Start Material for this exercise

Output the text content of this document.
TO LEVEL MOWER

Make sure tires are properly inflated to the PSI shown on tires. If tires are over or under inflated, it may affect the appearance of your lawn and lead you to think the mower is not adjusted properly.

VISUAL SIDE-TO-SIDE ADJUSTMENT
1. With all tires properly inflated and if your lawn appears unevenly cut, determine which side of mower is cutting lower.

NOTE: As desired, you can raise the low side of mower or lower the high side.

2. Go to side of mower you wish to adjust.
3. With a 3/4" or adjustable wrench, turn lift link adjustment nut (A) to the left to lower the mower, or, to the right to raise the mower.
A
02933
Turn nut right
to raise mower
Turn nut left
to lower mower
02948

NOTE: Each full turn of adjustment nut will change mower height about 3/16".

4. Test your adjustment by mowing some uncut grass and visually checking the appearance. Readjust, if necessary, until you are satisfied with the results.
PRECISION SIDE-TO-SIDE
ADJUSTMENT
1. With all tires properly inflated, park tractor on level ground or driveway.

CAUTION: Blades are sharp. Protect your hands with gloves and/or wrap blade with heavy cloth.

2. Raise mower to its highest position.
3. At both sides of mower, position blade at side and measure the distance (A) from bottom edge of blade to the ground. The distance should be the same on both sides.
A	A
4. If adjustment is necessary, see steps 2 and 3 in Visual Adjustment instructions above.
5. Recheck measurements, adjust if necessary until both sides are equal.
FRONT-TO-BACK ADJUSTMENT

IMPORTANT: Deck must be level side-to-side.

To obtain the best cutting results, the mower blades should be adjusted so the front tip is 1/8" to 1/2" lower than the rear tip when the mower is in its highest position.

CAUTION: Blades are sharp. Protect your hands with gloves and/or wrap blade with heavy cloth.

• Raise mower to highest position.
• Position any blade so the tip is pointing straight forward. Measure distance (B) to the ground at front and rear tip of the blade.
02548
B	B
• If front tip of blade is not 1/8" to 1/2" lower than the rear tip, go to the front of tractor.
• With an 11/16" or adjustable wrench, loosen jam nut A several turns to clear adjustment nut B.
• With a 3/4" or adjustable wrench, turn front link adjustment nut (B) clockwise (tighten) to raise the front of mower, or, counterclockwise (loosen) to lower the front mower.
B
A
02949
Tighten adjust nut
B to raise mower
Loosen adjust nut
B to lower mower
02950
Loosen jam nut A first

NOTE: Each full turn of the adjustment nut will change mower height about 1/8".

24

End Material for this exercise

Find how many lines in the records contain the string "your", then give the number alone.

5